Directive:
Search the entries for the word "content" and pull out each line that has it.

Data excerpts:
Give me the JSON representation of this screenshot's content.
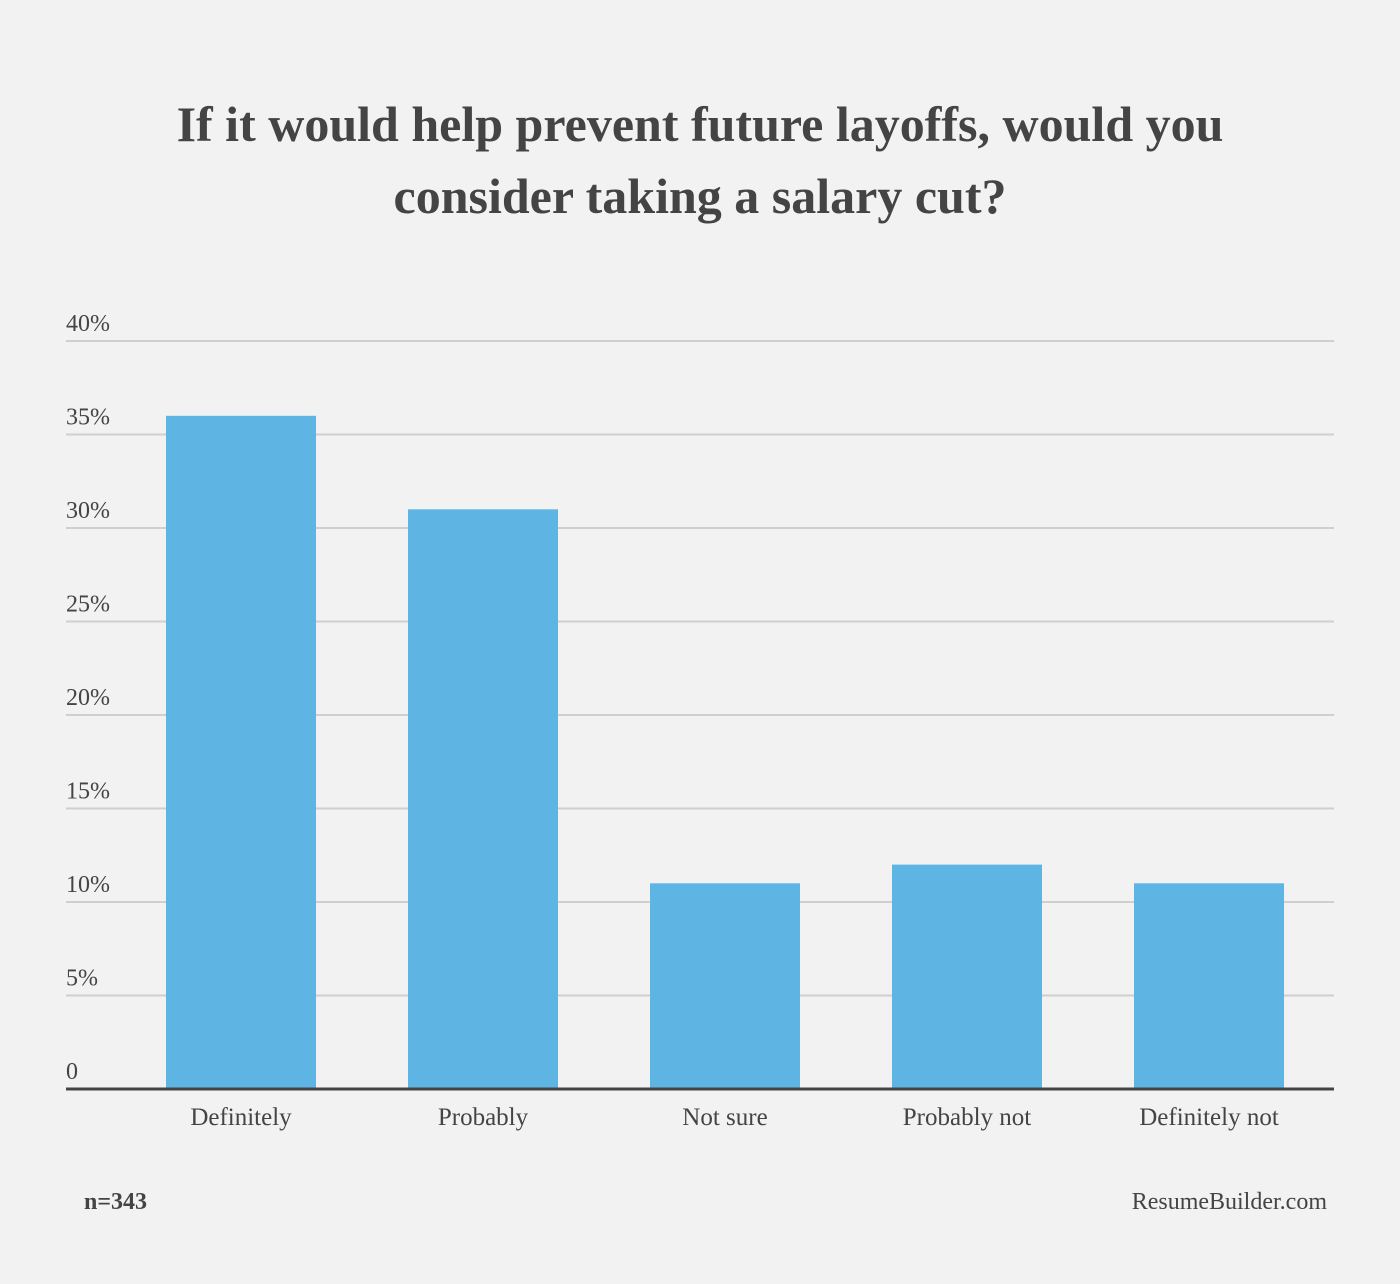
{
  "chart_data": {
    "type": "bar",
    "title": "If it would help prevent future layoffs, would you consider taking a salary cut?",
    "categories": [
      "Definitely",
      "Probably",
      "Not sure",
      "Probably not",
      "Definitely not"
    ],
    "values": [
      36,
      31,
      11,
      12,
      11
    ],
    "color": "#5eb5e3",
    "ylim": [
      0,
      40
    ],
    "yticks": [
      0,
      {
        "value": 5,
        "label": "5%"
      },
      {
        "value": 10,
        "label": "10%"
      },
      {
        "value": 15,
        "label": "15%"
      },
      {
        "value": 20,
        "label": "20%"
      },
      {
        "value": 25,
        "label": "25%"
      },
      {
        "value": 30,
        "label": "30%"
      },
      {
        "value": 35,
        "label": "35%"
      },
      {
        "value": 40,
        "label": "40%"
      }
    ],
    "grid": true,
    "sample_note": "n=343",
    "source": "ResumeBuilder.com"
  }
}
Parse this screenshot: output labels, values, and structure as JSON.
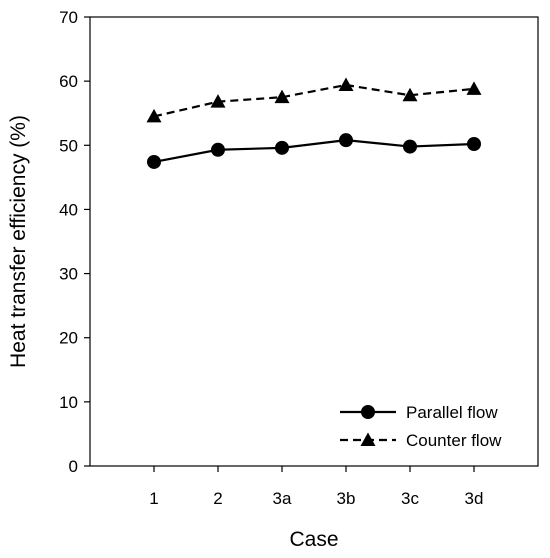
{
  "chart_data": {
    "type": "line",
    "title": "",
    "xlabel": "Case",
    "ylabel": "Heat transfer efficiency (%)",
    "categories": [
      "1",
      "2",
      "3a",
      "3b",
      "3c",
      "3d"
    ],
    "ylim": [
      0,
      70
    ],
    "yticks": [
      0,
      10,
      20,
      30,
      40,
      50,
      60,
      70
    ],
    "grid": false,
    "legend_position": "bottom-right",
    "series": [
      {
        "name": "Parallel flow",
        "values": [
          47.4,
          49.3,
          49.6,
          50.8,
          49.8,
          50.2
        ],
        "marker": "circle",
        "line_style": "solid",
        "color": "#000000"
      },
      {
        "name": "Counter flow",
        "values": [
          54.5,
          56.8,
          57.5,
          59.4,
          57.8,
          58.8
        ],
        "marker": "triangle",
        "line_style": "dashed",
        "color": "#000000"
      }
    ]
  }
}
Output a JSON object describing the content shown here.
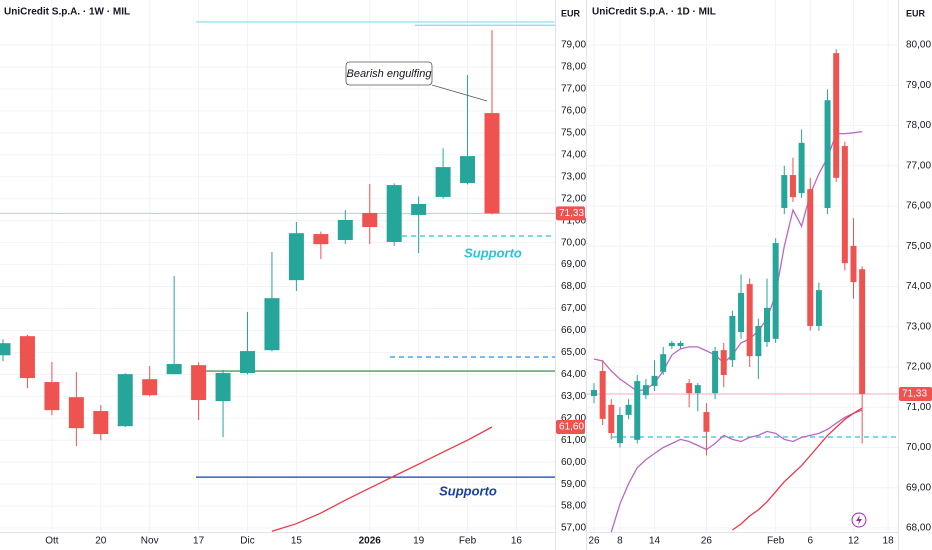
{
  "chart_data": [
    {
      "type": "candlestick",
      "title": "UniCredit S.p.A. · 1W · MIL",
      "currency": "EUR",
      "up_color": "#26a69a",
      "down_color": "#ef5350",
      "categories": [
        null,
        null,
        "Ott",
        null,
        "20",
        null,
        "Nov",
        null,
        "17",
        null,
        "Dic",
        null,
        "15",
        null,
        null,
        "2026",
        null,
        "19",
        null,
        "Feb",
        null,
        "16"
      ],
      "open": [
        64.87,
        65.74,
        63.65,
        62.96,
        62.33,
        61.64,
        63.78,
        64.01,
        64.42,
        62.78,
        64.06,
        65.1,
        68.29,
        70.39,
        70.12,
        71.35,
        70.03,
        71.26,
        72.08,
        72.71,
        75.9,
        null
      ],
      "high": [
        65.6,
        65.8,
        64.56,
        64.1,
        62.6,
        64.05,
        64.38,
        68.48,
        64.55,
        64.2,
        66.84,
        69.57,
        70.94,
        70.5,
        71.48,
        72.67,
        72.7,
        72.1,
        74.3,
        77.63,
        79.68,
        null
      ],
      "low": [
        64.6,
        63.37,
        62.14,
        60.73,
        61.0,
        61.6,
        63.0,
        64.0,
        61.92,
        61.14,
        64.0,
        65.05,
        67.8,
        69.25,
        69.93,
        69.93,
        69.85,
        69.52,
        72.0,
        72.65,
        71.28,
        null
      ],
      "close": [
        65.42,
        63.83,
        62.37,
        61.55,
        61.28,
        64.01,
        63.05,
        64.47,
        62.83,
        64.06,
        65.06,
        67.47,
        70.43,
        69.93,
        71.03,
        70.71,
        72.62,
        71.76,
        73.44,
        73.94,
        71.33,
        null
      ],
      "ylim": [
        56.82,
        81.05
      ],
      "yticks": [
        {
          "value": 57,
          "label": "57,00"
        },
        {
          "value": 58,
          "label": "58,00"
        },
        {
          "value": 59,
          "label": "59,00"
        },
        {
          "value": 60,
          "label": "60,00"
        },
        {
          "value": 61,
          "label": "61,00"
        },
        {
          "value": 62,
          "label": "62,00"
        },
        {
          "value": 63,
          "label": "63,00"
        },
        {
          "value": 64,
          "label": "64,00"
        },
        {
          "value": 65,
          "label": "65,00"
        },
        {
          "value": 66,
          "label": "66,00"
        },
        {
          "value": 67,
          "label": "67,00"
        },
        {
          "value": 68,
          "label": "68,00"
        },
        {
          "value": 69,
          "label": "69,00"
        },
        {
          "value": 70,
          "label": "70,00"
        },
        {
          "value": 71,
          "label": "71,00"
        },
        {
          "value": 72,
          "label": "72,00"
        },
        {
          "value": 73,
          "label": "73,00"
        },
        {
          "value": 74,
          "label": "74,00"
        },
        {
          "value": 75,
          "label": "75,00"
        },
        {
          "value": 76,
          "label": "76,00"
        },
        {
          "value": 77,
          "label": "77,00"
        },
        {
          "value": 78,
          "label": "78,00"
        },
        {
          "value": 79,
          "label": "79,00"
        }
      ],
      "lines": [
        {
          "color": "#f23645",
          "values": [
            null,
            null,
            null,
            null,
            null,
            null,
            null,
            null,
            null,
            null,
            null,
            56.85,
            57.2,
            57.68,
            58.27,
            58.82,
            59.37,
            59.91,
            60.46,
            61.0,
            61.6,
            null
          ]
        }
      ],
      "levels": [
        {
          "value": 80.05,
          "color": "#80deea",
          "style": "solid"
        },
        {
          "value": 79.9,
          "color": "#80deea",
          "style": "solid"
        },
        {
          "value": 71.33,
          "color": "#f8bbd0",
          "style": "solid"
        },
        {
          "value": 70.3,
          "color": "#26c6da",
          "style": "dashed"
        },
        {
          "value": 64.79,
          "color": "#2196f3",
          "style": "dashed"
        },
        {
          "value": 64.15,
          "color": "#2e7d32",
          "style": "solid"
        },
        {
          "value": 59.32,
          "color": "#1a3fa0",
          "style": "solid"
        }
      ],
      "price_labels": [
        {
          "value": 71.33,
          "label": "71,33",
          "color": "#ef5350"
        },
        {
          "value": 61.6,
          "label": "61,60",
          "color": "#ef5350"
        }
      ],
      "annotations": [
        "Bearish engulfing",
        "Supporto",
        "Supporto"
      ]
    },
    {
      "type": "candlestick",
      "title": "UniCredit S.p.A. · 1D · MIL",
      "currency": "EUR",
      "up_color": "#26a69a",
      "down_color": "#ef5350",
      "categories": [
        "26",
        null,
        null,
        "8",
        null,
        null,
        null,
        "14",
        null,
        null,
        null,
        null,
        null,
        "26",
        null,
        null,
        null,
        null,
        null,
        null,
        null,
        "Feb",
        null,
        null,
        null,
        "6",
        null,
        null,
        null,
        null,
        "12",
        null,
        null,
        null,
        "18"
      ],
      "open": [
        71.28,
        71.9,
        71.06,
        70.11,
        70.81,
        70.19,
        71.3,
        71.53,
        71.88,
        72.52,
        72.52,
        71.6,
        71.35,
        70.88,
        71.35,
        72.42,
        72.17,
        72.87,
        74.06,
        72.27,
        72.62,
        72.7,
        75.95,
        76.77,
        76.32,
        76.42,
        73.02,
        75.95,
        79.8,
        77.49,
        75.01,
        74.43,
        null,
        null,
        null
      ],
      "high": [
        71.6,
        72.17,
        71.2,
        71.0,
        71.2,
        71.8,
        71.7,
        72.17,
        72.5,
        72.65,
        72.65,
        71.7,
        71.6,
        71.1,
        72.5,
        72.6,
        73.4,
        74.3,
        74.2,
        73.2,
        74.2,
        75.2,
        77.0,
        77.2,
        77.9,
        76.7,
        74.1,
        78.9,
        79.9,
        77.6,
        75.7,
        74.5,
        null,
        null,
        null
      ],
      "low": [
        71.1,
        70.56,
        70.2,
        70.0,
        70.7,
        70.1,
        71.2,
        71.4,
        71.8,
        72.45,
        72.45,
        71.0,
        70.9,
        69.8,
        71.2,
        71.5,
        72.0,
        72.7,
        72.0,
        71.7,
        72.5,
        72.6,
        75.8,
        76.1,
        76.2,
        72.9,
        72.9,
        75.8,
        76.6,
        74.4,
        73.7,
        70.1,
        null,
        null,
        null
      ],
      "close": [
        71.43,
        70.71,
        70.36,
        70.81,
        71.06,
        71.65,
        71.55,
        71.78,
        72.32,
        72.6,
        72.6,
        71.35,
        71.55,
        70.39,
        72.4,
        71.8,
        73.27,
        73.84,
        72.27,
        73.02,
        73.47,
        75.08,
        76.77,
        76.22,
        77.57,
        73.02,
        73.91,
        78.63,
        76.7,
        74.58,
        74.11,
        71.33,
        null,
        null,
        null
      ],
      "ylim": [
        67.9,
        81.12
      ],
      "yticks": [
        {
          "value": 68,
          "label": "68,00"
        },
        {
          "value": 69,
          "label": "69,00"
        },
        {
          "value": 70,
          "label": "70,00"
        },
        {
          "value": 71,
          "label": "71,00"
        },
        {
          "value": 72,
          "label": "72,00"
        },
        {
          "value": 73,
          "label": "73,00"
        },
        {
          "value": 74,
          "label": "74,00"
        },
        {
          "value": 75,
          "label": "75,00"
        },
        {
          "value": 76,
          "label": "76,00"
        },
        {
          "value": 77,
          "label": "77,00"
        },
        {
          "value": 78,
          "label": "78,00"
        },
        {
          "value": 79,
          "label": "79,00"
        },
        {
          "value": 80,
          "label": "80,00"
        }
      ],
      "lines": [
        {
          "color": "#ba68c8",
          "values": [
            72.2,
            72.15,
            71.9,
            71.7,
            71.55,
            71.4,
            71.45,
            71.6,
            71.9,
            72.3,
            72.45,
            72.5,
            72.5,
            72.4,
            72.3,
            72.1,
            72.3,
            72.6,
            72.7,
            72.9,
            73.2,
            73.8,
            75.0,
            75.9,
            75.5,
            76.3,
            76.8,
            77.2,
            77.8,
            77.8,
            77.82,
            77.85,
            null,
            null,
            null
          ]
        },
        {
          "color": "#ba68c8",
          "values": [
            null,
            null,
            67.9,
            68.6,
            69.1,
            69.5,
            69.7,
            69.85,
            70.0,
            70.1,
            70.2,
            70.15,
            70.05,
            69.95,
            70.1,
            70.3,
            70.2,
            70.15,
            70.25,
            70.3,
            70.4,
            70.35,
            70.2,
            70.15,
            70.25,
            70.3,
            70.35,
            70.45,
            70.6,
            70.75,
            70.85,
            70.93,
            null,
            null,
            null
          ]
        },
        {
          "color": "#f23645",
          "values": [
            null,
            null,
            null,
            null,
            null,
            null,
            null,
            null,
            null,
            null,
            null,
            null,
            null,
            null,
            null,
            null,
            67.95,
            68.1,
            68.3,
            68.45,
            68.65,
            68.9,
            69.15,
            69.35,
            69.55,
            69.8,
            70.05,
            70.3,
            70.5,
            70.7,
            70.85,
            70.98,
            null,
            null,
            null
          ]
        }
      ],
      "levels": [
        {
          "value": 71.33,
          "color": "#f8bbd0",
          "style": "solid"
        },
        {
          "value": 70.26,
          "color": "#26c6da",
          "style": "dashed"
        }
      ],
      "price_labels": [
        {
          "value": 71.33,
          "label": "71,33",
          "color": "#ef5350"
        }
      ],
      "annotations": []
    }
  ]
}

Written answer:
Give me the JSON representation of this screenshot's content.
Output a JSON object describing the content shown here.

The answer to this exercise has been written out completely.